**Task description**
Each line of the listing must be transcribed exactly, except for the images, which should be excluded.

Extracted records:
§ §

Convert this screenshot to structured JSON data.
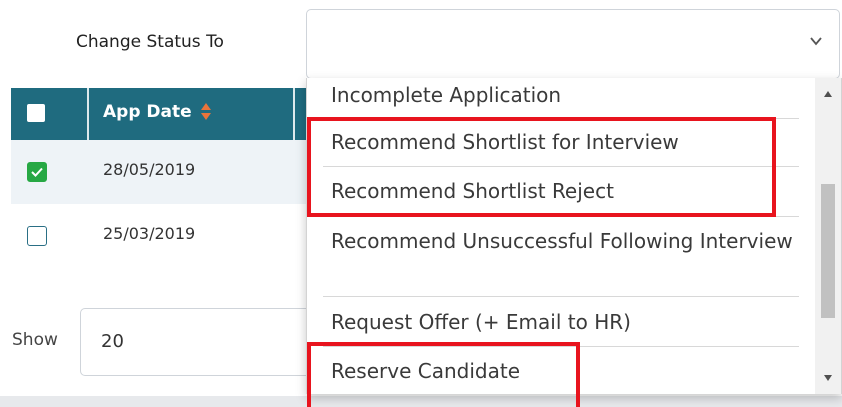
{
  "form": {
    "change_status_label": "Change Status To",
    "status_value": ""
  },
  "table": {
    "header": {
      "app_date": "App Date"
    },
    "rows": [
      {
        "date": "28/05/2019",
        "checked": true
      },
      {
        "date": "25/03/2019",
        "checked": false
      }
    ]
  },
  "pagination": {
    "show_label": "Show",
    "page_size": "20"
  },
  "dropdown": {
    "options": [
      "Incomplete Application",
      "Recommend Shortlist for Interview",
      "Recommend Shortlist Reject",
      "Recommend Unsuccessful Following Interview",
      "Request Offer (+ Email to HR)",
      "Reserve Candidate"
    ]
  },
  "colors": {
    "header_bg": "#1f6b7f",
    "checked_green": "#27a844",
    "highlight_red": "#e8141e",
    "sort_orange": "#e8743b"
  },
  "icons": {
    "select_chevron": "chevron-down-icon",
    "sort": "sort-icon",
    "checkmark": "check-icon",
    "scroll_up": "scroll-up-arrow-icon",
    "scroll_down": "scroll-down-arrow-icon"
  }
}
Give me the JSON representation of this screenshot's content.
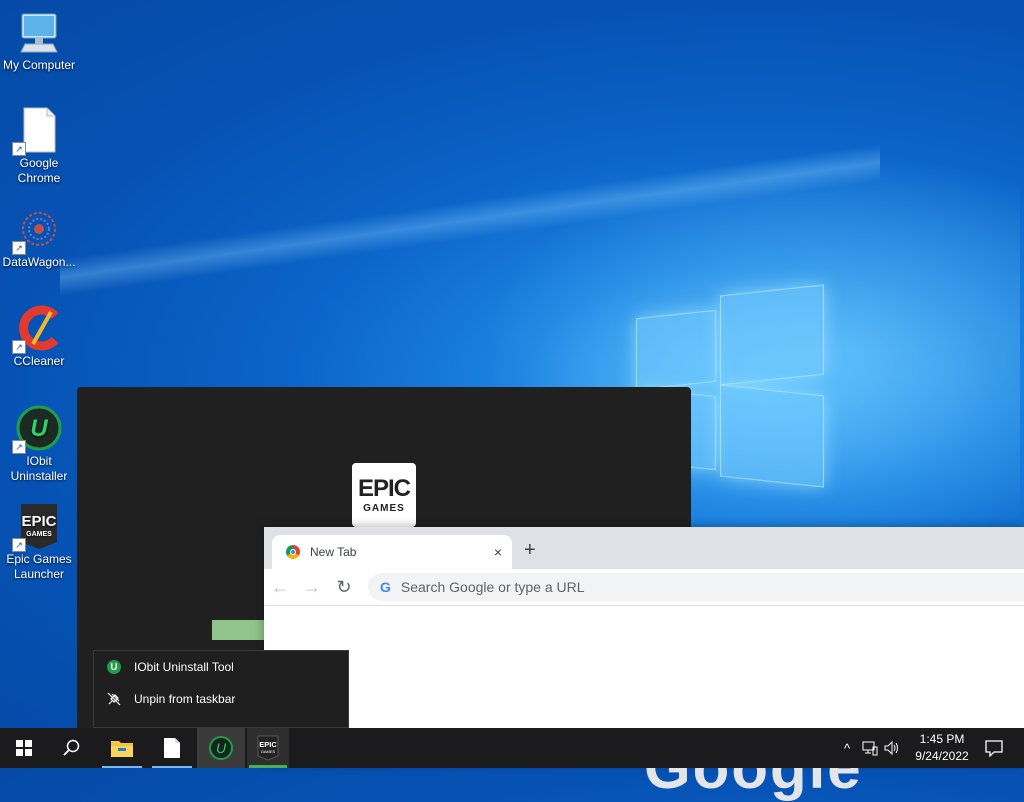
{
  "desktop": {
    "icons": [
      {
        "label": "My Computer",
        "icon": "computer-icon"
      },
      {
        "label": "Google Chrome",
        "icon": "blank-file-icon",
        "shortcut": true
      },
      {
        "label": "DataWagon...",
        "icon": "datawagon-icon",
        "shortcut": true
      },
      {
        "label": "CCleaner",
        "icon": "ccleaner-icon",
        "shortcut": true
      },
      {
        "label": "IObit Uninstaller",
        "icon": "iobit-icon",
        "shortcut": true
      },
      {
        "label": "Epic Games Launcher",
        "icon": "epic-games-icon",
        "shortcut": true
      }
    ]
  },
  "epic_splash": {
    "logo_top": "EPIC",
    "logo_bottom": "GAMES"
  },
  "chrome": {
    "tab_title": "New Tab",
    "tab_close": "×",
    "new_tab": "+",
    "back": "←",
    "forward": "→",
    "reload": "↻",
    "omnibox_g": "G",
    "omnibox_placeholder": "Search Google or type a URL",
    "google_partial": "Google"
  },
  "jumplist": {
    "items": [
      {
        "label": "IObit Uninstall Tool",
        "icon": "iobit-icon"
      },
      {
        "label": "Unpin from taskbar",
        "icon": "unpin-icon"
      }
    ]
  },
  "taskbar": {
    "apps": [
      "start-icon",
      "search-icon",
      "file-explorer-icon",
      "file-icon",
      "iobit-icon",
      "epic-games-icon"
    ],
    "epic_label_top": "EPIC",
    "epic_label_bottom": "GAMES",
    "iobit_glyph": "U",
    "tray_chevron": "^",
    "time": "1:45 PM",
    "date": "9/24/2022"
  }
}
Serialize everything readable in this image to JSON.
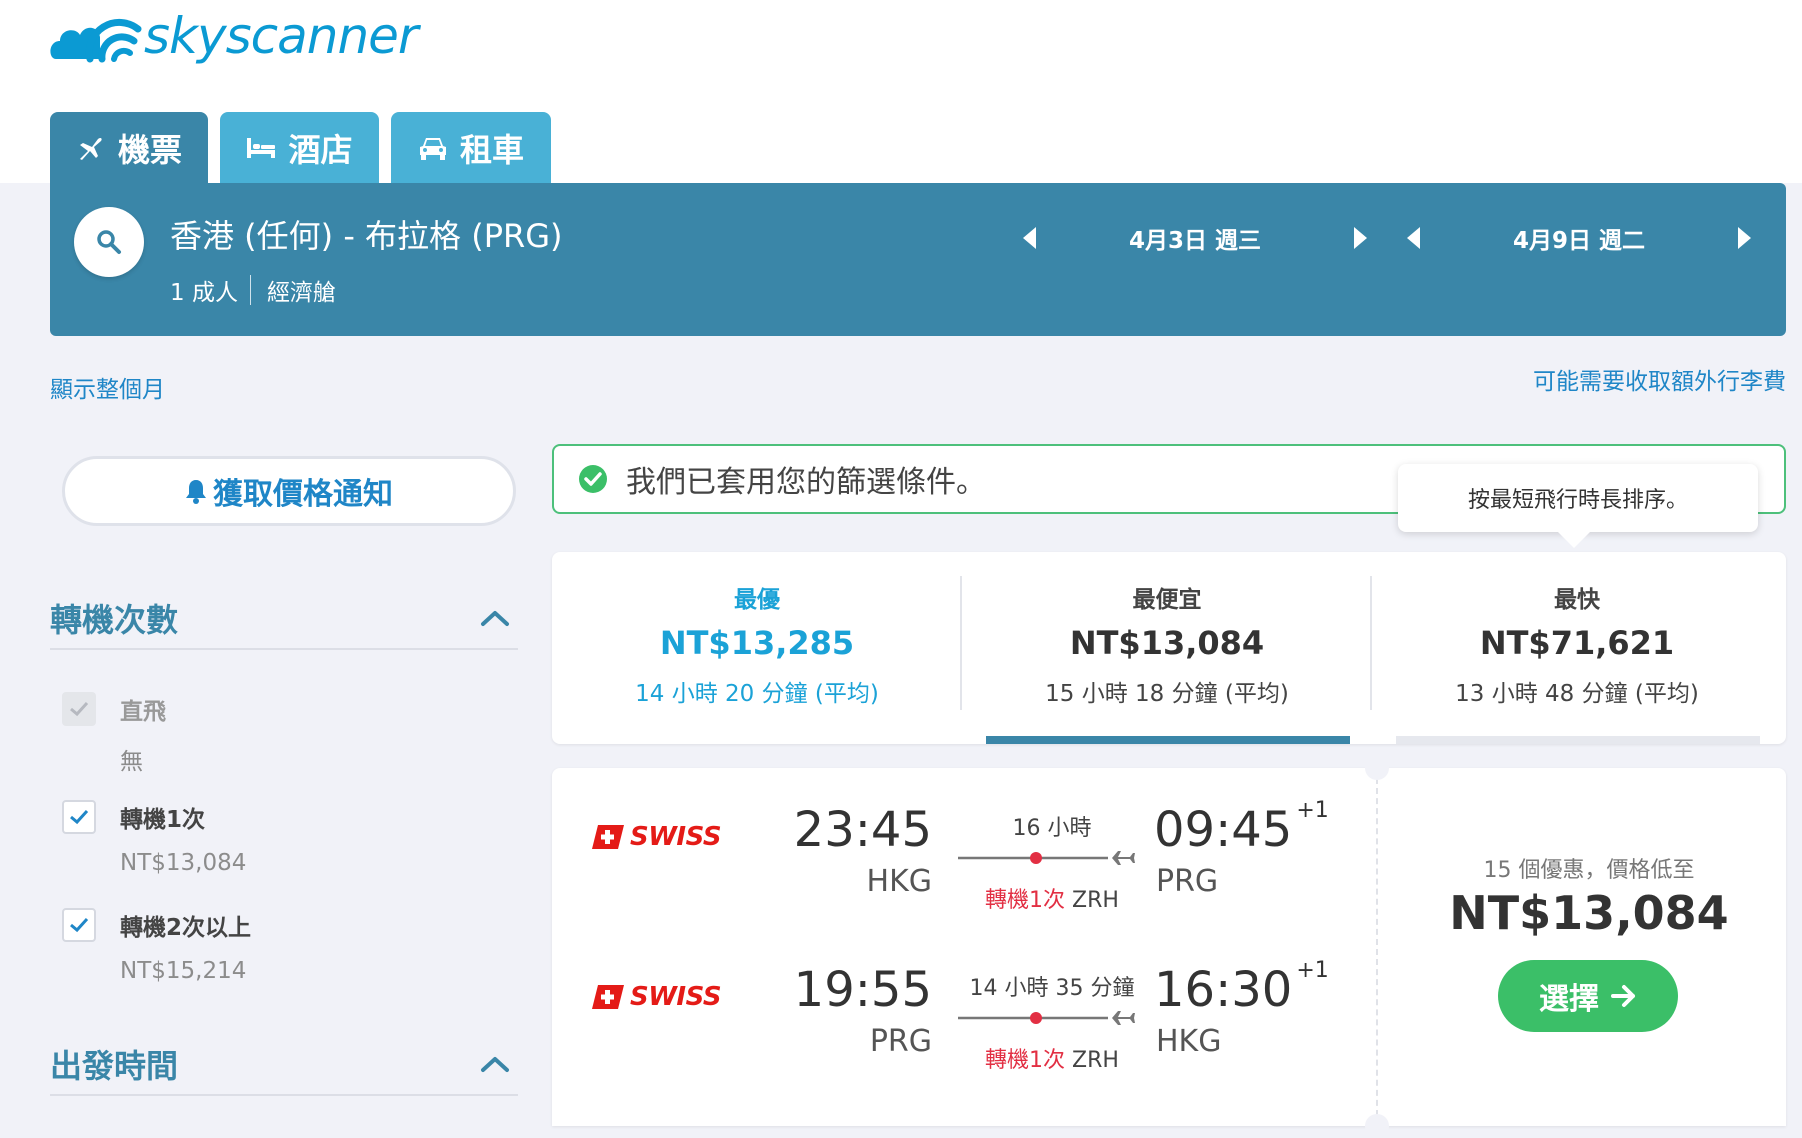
{
  "brand": {
    "name": "skyscanner",
    "color": "#0b9ad3"
  },
  "tabs": [
    {
      "label": "機票",
      "icon": "plane-icon",
      "active": true
    },
    {
      "label": "酒店",
      "icon": "bed-icon",
      "active": false
    },
    {
      "label": "租車",
      "icon": "car-icon",
      "active": false
    }
  ],
  "search": {
    "route": "香港 (任何) - 布拉格 (PRG)",
    "passengers": "1 成人",
    "cabin": "經濟艙",
    "outbound_date": "4月3日 週三",
    "return_date": "4月9日 週二"
  },
  "links": {
    "show_month": "顯示整個月",
    "baggage_fees": "可能需要收取額外行李費"
  },
  "sidebar": {
    "price_alert": "獲取價格通知",
    "stops_title": "轉機次數",
    "stop_options": [
      {
        "label": "直飛",
        "sub": "無",
        "checked": true,
        "disabled": true
      },
      {
        "label": "轉機1次",
        "sub": "NT$13,084",
        "checked": true,
        "disabled": false
      },
      {
        "label": "轉機2次以上",
        "sub": "NT$15,214",
        "checked": true,
        "disabled": false
      }
    ],
    "departure_title": "出發時間"
  },
  "notice": {
    "text": "我們已套用您的篩選條件。"
  },
  "tooltip": {
    "text": "按最短飛行時長排序。"
  },
  "sort_tabs": [
    {
      "label": "最優",
      "price": "NT$13,285",
      "duration": "14 小時 20 分鐘 (平均)"
    },
    {
      "label": "最便宜",
      "price": "NT$13,084",
      "duration": "15 小時 18 分鐘 (平均)"
    },
    {
      "label": "最快",
      "price": "NT$71,621",
      "duration": "13 小時 48 分鐘 (平均)"
    }
  ],
  "result": {
    "legs": [
      {
        "airline": "SWISS",
        "depart_time": "23:45",
        "depart_airport": "HKG",
        "duration": "16 小時",
        "stops": "轉機1次",
        "via": "ZRH",
        "arrive_time": "09:45",
        "day_offset": "+1",
        "arrive_airport": "PRG"
      },
      {
        "airline": "SWISS",
        "depart_time": "19:55",
        "depart_airport": "PRG",
        "duration": "14 小時 35 分鐘",
        "stops": "轉機1次",
        "via": "ZRH",
        "arrive_time": "16:30",
        "day_offset": "+1",
        "arrive_airport": "HKG"
      }
    ],
    "deals": "15 個優惠，價格低至",
    "price": "NT$13,084",
    "select_label": "選擇"
  },
  "colors": {
    "primary": "#3a86a8",
    "tab": "#49b1d6",
    "link": "#1f86c7",
    "green": "#3bbf68",
    "red": "#e22f43"
  }
}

§ §

**Exercise output**
Convert this screenshot to structured JSON data.
{
  "form": {
    "change_status_label": "Change Status To",
    "status_value": ""
  },
  "table": {
    "header": {
      "app_date": "App Date"
    },
    "rows": [
      {
        "date": "28/05/2019",
        "checked": true
      },
      {
        "date": "25/03/2019",
        "checked": false
      }
    ]
  },
  "pagination": {
    "show_label": "Show",
    "page_size": "20"
  },
  "dropdown": {
    "options": [
      "Incomplete Application",
      "Recommend Shortlist for Interview",
      "Recommend Shortlist Reject",
      "Recommend Unsuccessful Following Interview",
      "Request Offer (+ Email to HR)",
      "Reserve Candidate"
    ]
  },
  "colors": {
    "header_bg": "#1f6b7f",
    "checked_green": "#27a844",
    "highlight_red": "#e8141e",
    "sort_orange": "#e8743b"
  },
  "icons": {
    "select_chevron": "chevron-down-icon",
    "sort": "sort-icon",
    "checkmark": "check-icon",
    "scroll_up": "scroll-up-arrow-icon",
    "scroll_down": "scroll-down-arrow-icon"
  }
}
Give me the JSON representation of this screenshot's content.
{
  "desktop": {
    "icons": [
      {
        "label": "My Computer",
        "icon": "computer-icon"
      },
      {
        "label": "Google Chrome",
        "icon": "blank-file-icon",
        "shortcut": true
      },
      {
        "label": "DataWagon...",
        "icon": "datawagon-icon",
        "shortcut": true
      },
      {
        "label": "CCleaner",
        "icon": "ccleaner-icon",
        "shortcut": true
      },
      {
        "label": "IObit Uninstaller",
        "icon": "iobit-icon",
        "shortcut": true
      },
      {
        "label": "Epic Games Launcher",
        "icon": "epic-games-icon",
        "shortcut": true
      }
    ]
  },
  "epic_splash": {
    "logo_top": "EPIC",
    "logo_bottom": "GAMES"
  },
  "chrome": {
    "tab_title": "New Tab",
    "tab_close": "×",
    "new_tab": "+",
    "back": "←",
    "forward": "→",
    "reload": "↻",
    "omnibox_g": "G",
    "omnibox_placeholder": "Search Google or type a URL",
    "google_partial": "Google"
  },
  "jumplist": {
    "items": [
      {
        "label": "IObit Uninstall Tool",
        "icon": "iobit-icon"
      },
      {
        "label": "Unpin from taskbar",
        "icon": "unpin-icon"
      }
    ]
  },
  "taskbar": {
    "apps": [
      "start-icon",
      "search-icon",
      "file-explorer-icon",
      "file-icon",
      "iobit-icon",
      "epic-games-icon"
    ],
    "epic_label_top": "EPIC",
    "epic_label_bottom": "GAMES",
    "iobit_glyph": "U",
    "tray_chevron": "^",
    "time": "1:45 PM",
    "date": "9/24/2022"
  }
}
Serialize everything readable in this image to JSON.
{
  "brand": {
    "name": "skyscanner",
    "color": "#0b9ad3"
  },
  "tabs": [
    {
      "label": "機票",
      "icon": "plane-icon",
      "active": true
    },
    {
      "label": "酒店",
      "icon": "bed-icon",
      "active": false
    },
    {
      "label": "租車",
      "icon": "car-icon",
      "active": false
    }
  ],
  "search": {
    "route": "香港 (任何) - 布拉格 (PRG)",
    "passengers": "1 成人",
    "cabin": "經濟艙",
    "outbound_date": "4月3日 週三",
    "return_date": "4月9日 週二"
  },
  "links": {
    "show_month": "顯示整個月",
    "baggage_fees": "可能需要收取額外行李費"
  },
  "sidebar": {
    "price_alert": "獲取價格通知",
    "stops_title": "轉機次數",
    "stop_options": [
      {
        "label": "直飛",
        "sub": "無",
        "checked": true,
        "disabled": true
      },
      {
        "label": "轉機1次",
        "sub": "NT$13,084",
        "checked": true,
        "disabled": false
      },
      {
        "label": "轉機2次以上",
        "sub": "NT$15,214",
        "checked": true,
        "disabled": false
      }
    ],
    "departure_title": "出發時間"
  },
  "notice": {
    "text": "我們已套用您的篩選條件。"
  },
  "tooltip": {
    "text": "按最短飛行時長排序。"
  },
  "sort_tabs": [
    {
      "label": "最優",
      "price": "NT$13,285",
      "duration": "14 小時 20 分鐘 (平均)"
    },
    {
      "label": "最便宜",
      "price": "NT$13,084",
      "duration": "15 小時 18 分鐘 (平均)"
    },
    {
      "label": "最快",
      "price": "NT$71,621",
      "duration": "13 小時 48 分鐘 (平均)"
    }
  ],
  "result": {
    "legs": [
      {
        "airline": "SWISS",
        "depart_time": "23:45",
        "depart_airport": "HKG",
        "duration": "16 小時",
        "stops": "轉機1次",
        "via": "ZRH",
        "arrive_time": "09:45",
        "day_offset": "+1",
        "arrive_airport": "PRG"
      },
      {
        "airline": "SWISS",
        "depart_time": "19:55",
        "depart_airport": "PRG",
        "duration": "14 小時 35 分鐘",
        "stops": "轉機1次",
        "via": "ZRH",
        "arrive_time": "16:30",
        "day_offset": "+1",
        "arrive_airport": "HKG"
      }
    ],
    "deals": "15 個優惠，價格低至",
    "price": "NT$13,084",
    "select_label": "選擇"
  },
  "colors": {
    "primary": "#3a86a8",
    "tab": "#49b1d6",
    "link": "#1f86c7",
    "green": "#3bbf68",
    "red": "#e22f43"
  }
}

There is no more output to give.